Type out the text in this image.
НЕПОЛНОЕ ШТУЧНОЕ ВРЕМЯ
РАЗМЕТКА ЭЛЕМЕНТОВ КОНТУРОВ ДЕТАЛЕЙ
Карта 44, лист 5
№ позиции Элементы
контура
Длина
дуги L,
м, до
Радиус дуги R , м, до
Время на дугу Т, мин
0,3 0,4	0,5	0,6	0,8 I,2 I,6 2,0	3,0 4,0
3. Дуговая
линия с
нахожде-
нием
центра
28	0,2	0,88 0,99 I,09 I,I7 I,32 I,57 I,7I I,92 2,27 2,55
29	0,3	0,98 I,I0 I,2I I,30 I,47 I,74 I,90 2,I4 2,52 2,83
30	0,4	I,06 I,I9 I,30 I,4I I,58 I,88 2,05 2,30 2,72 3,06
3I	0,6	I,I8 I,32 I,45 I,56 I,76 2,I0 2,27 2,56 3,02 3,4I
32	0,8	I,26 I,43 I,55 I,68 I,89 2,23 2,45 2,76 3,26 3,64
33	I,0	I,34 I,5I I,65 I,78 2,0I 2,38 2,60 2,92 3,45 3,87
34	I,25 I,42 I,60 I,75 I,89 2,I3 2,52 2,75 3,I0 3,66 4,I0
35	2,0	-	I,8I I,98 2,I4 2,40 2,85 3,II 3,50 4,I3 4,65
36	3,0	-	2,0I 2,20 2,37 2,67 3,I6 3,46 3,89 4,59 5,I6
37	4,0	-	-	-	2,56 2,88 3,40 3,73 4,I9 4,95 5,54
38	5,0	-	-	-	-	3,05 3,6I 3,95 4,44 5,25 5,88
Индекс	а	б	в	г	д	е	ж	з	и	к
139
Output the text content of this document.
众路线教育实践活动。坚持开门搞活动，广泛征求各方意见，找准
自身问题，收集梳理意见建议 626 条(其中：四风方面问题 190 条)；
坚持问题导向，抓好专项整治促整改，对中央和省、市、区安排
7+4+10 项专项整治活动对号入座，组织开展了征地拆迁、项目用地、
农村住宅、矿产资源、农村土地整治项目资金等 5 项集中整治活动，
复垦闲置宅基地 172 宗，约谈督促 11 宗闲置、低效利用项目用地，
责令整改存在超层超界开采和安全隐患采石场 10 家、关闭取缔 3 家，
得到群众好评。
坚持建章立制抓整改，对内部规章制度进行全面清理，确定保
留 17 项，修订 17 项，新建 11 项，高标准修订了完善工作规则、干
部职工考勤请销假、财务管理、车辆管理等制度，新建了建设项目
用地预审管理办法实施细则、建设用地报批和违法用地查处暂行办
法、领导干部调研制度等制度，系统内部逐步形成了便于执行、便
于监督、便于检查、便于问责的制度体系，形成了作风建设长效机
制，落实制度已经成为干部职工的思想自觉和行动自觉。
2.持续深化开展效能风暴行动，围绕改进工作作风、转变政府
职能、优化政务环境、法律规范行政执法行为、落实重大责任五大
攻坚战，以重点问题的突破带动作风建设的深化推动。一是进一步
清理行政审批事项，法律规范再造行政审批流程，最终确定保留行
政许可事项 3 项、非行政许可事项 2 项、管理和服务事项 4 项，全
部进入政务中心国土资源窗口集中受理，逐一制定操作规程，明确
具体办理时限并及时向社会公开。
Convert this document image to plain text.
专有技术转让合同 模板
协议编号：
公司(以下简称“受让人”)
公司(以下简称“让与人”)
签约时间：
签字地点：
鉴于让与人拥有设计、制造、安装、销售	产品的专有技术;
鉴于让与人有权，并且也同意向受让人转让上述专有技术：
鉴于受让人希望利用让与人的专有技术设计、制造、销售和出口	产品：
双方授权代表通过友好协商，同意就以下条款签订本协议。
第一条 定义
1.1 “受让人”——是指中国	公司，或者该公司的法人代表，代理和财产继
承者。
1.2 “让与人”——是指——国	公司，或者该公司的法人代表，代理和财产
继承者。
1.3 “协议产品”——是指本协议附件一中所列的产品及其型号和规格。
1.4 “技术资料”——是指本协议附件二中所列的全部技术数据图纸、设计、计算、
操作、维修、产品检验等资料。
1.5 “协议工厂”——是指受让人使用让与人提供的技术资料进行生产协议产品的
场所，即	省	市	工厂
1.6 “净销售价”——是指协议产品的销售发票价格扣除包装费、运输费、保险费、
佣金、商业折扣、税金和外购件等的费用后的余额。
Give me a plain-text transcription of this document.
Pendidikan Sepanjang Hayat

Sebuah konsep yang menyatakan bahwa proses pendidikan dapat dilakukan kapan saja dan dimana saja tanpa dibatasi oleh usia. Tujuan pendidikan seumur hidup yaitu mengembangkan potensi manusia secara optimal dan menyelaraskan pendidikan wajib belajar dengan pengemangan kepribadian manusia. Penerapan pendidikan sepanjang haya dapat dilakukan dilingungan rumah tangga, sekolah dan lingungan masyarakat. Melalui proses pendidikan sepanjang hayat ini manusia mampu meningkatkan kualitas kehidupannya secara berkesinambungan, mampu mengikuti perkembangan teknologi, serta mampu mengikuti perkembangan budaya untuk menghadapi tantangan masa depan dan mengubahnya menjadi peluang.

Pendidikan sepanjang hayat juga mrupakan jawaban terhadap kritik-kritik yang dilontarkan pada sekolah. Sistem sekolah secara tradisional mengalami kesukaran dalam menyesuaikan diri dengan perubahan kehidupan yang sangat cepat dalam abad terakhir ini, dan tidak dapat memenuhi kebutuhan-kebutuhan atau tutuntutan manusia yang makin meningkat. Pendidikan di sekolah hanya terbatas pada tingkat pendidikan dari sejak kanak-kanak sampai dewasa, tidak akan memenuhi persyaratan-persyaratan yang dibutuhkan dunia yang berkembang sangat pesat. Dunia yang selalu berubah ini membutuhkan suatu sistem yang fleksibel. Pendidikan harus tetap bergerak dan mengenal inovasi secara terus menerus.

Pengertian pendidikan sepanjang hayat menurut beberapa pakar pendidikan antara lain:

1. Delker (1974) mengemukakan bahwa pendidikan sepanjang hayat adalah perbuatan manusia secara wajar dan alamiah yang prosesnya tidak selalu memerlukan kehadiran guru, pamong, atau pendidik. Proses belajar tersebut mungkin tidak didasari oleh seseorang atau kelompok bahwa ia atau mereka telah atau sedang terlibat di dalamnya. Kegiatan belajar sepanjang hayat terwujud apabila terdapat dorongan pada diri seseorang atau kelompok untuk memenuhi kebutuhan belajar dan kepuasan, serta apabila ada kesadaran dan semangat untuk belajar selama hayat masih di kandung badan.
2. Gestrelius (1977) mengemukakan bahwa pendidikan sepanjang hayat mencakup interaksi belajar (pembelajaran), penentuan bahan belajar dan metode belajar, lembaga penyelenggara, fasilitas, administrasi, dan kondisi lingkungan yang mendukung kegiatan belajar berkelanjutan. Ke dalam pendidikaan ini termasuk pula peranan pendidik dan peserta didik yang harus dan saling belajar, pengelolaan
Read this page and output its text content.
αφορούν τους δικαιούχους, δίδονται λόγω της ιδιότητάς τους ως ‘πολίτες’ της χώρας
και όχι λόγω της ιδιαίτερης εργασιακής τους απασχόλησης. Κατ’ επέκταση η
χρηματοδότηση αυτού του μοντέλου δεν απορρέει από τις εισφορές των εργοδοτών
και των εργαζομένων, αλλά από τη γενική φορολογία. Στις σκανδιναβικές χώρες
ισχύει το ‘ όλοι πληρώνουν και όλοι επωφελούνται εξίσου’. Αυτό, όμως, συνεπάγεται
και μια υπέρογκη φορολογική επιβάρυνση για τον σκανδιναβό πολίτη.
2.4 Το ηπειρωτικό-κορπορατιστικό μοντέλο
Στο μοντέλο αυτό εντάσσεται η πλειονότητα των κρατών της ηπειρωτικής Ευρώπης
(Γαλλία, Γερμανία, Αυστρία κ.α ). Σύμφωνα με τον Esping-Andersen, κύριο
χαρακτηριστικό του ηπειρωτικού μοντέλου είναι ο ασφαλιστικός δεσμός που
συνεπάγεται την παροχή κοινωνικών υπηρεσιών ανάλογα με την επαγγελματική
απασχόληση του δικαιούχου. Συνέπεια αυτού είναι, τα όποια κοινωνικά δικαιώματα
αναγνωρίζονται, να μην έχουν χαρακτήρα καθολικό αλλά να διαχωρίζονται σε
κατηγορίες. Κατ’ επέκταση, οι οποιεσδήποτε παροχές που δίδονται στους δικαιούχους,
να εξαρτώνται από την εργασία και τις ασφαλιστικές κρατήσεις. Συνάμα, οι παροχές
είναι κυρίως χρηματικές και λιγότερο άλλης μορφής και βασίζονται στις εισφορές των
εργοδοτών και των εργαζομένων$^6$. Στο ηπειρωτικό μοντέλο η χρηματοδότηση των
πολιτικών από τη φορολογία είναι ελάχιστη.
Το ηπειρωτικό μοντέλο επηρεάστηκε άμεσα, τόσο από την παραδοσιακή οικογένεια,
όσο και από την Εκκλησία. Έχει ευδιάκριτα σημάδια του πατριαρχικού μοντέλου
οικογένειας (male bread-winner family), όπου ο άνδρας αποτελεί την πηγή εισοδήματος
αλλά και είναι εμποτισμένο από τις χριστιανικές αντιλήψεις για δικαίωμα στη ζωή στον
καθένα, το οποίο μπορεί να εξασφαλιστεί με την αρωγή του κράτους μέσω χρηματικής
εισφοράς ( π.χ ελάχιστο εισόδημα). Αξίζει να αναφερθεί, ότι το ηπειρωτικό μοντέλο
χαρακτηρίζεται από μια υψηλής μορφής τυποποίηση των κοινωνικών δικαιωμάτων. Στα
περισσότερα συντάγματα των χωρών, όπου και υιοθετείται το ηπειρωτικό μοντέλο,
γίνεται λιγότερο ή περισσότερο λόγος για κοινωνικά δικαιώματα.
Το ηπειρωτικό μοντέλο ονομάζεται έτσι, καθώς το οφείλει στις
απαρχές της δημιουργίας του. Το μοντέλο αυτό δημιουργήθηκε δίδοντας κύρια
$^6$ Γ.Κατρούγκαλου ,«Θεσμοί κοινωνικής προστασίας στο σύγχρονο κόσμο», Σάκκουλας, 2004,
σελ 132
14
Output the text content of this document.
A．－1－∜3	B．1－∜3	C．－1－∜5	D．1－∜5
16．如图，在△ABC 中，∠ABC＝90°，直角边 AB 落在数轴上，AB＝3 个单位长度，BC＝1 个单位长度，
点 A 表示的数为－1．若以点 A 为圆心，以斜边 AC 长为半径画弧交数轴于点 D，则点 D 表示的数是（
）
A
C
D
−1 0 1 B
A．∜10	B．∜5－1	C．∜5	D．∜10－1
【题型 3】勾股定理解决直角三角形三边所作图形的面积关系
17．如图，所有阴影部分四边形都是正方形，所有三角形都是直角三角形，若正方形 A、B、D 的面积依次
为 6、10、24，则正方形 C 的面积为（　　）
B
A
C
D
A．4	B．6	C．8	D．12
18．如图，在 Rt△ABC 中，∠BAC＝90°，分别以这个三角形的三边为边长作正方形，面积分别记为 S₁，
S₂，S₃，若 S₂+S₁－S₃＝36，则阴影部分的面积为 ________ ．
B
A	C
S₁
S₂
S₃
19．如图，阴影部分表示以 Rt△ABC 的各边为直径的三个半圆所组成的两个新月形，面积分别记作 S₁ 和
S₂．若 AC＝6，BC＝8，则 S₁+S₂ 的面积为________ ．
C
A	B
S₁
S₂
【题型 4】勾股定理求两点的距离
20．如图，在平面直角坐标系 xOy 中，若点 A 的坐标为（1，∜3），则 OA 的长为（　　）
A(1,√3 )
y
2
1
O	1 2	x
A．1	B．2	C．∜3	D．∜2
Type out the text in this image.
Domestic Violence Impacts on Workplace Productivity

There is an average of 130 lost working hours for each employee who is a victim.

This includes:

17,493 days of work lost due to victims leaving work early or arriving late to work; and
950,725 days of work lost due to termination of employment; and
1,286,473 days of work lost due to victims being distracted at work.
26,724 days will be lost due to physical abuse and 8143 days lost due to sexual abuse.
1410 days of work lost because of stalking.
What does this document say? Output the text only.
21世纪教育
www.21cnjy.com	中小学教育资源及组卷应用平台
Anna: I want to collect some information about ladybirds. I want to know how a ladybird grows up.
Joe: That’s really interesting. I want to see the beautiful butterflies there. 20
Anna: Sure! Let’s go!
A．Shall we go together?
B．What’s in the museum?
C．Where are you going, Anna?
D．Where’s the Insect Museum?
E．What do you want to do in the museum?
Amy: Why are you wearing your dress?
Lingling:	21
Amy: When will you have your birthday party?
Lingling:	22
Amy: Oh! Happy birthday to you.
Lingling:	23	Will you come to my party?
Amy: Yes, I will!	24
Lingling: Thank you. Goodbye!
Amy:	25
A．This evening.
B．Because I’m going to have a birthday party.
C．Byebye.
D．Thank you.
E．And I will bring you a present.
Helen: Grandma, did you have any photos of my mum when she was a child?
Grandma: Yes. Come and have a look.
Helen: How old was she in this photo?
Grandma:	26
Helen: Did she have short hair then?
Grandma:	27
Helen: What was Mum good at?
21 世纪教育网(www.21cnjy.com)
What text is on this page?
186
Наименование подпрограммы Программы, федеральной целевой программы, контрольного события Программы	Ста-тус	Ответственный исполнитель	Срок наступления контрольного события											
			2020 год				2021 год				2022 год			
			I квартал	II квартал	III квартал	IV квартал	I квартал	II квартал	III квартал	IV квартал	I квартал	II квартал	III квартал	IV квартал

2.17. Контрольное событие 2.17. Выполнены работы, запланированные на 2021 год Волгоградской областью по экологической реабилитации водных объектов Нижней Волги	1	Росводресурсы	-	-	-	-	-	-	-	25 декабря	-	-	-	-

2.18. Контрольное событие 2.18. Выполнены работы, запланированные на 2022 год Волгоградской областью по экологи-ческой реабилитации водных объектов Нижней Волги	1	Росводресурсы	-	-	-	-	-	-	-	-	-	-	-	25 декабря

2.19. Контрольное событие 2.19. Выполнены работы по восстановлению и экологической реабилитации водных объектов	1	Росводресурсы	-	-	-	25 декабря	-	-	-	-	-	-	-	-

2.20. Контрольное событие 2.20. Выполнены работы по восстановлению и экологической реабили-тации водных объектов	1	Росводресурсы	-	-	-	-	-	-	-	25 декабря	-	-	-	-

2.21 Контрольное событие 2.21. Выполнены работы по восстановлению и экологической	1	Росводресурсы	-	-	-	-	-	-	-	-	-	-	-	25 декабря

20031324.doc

....................

Collect every line with the string "Нижней" from the records, and copy each.

# WRITTEN SOLUTION
2.17. Контрольное событие 2.17. Выполнены работы, запланированные на 2021 год Волгоградской областью по экологической реабилитации водных объектов Нижней Волги	1	Росводресурсы	-	-	-	-	-	-	-	25 декабря	-	-	-	-
2.18. Контрольное событие 2.18. Выполнены работы, запланированные на 2022 год Волгоградской областью по экологи-ческой реабилитации водных объектов Нижней Волги	1	Росводресурсы	-	-	-	-	-	-	-	-	-	-	-	25 декабря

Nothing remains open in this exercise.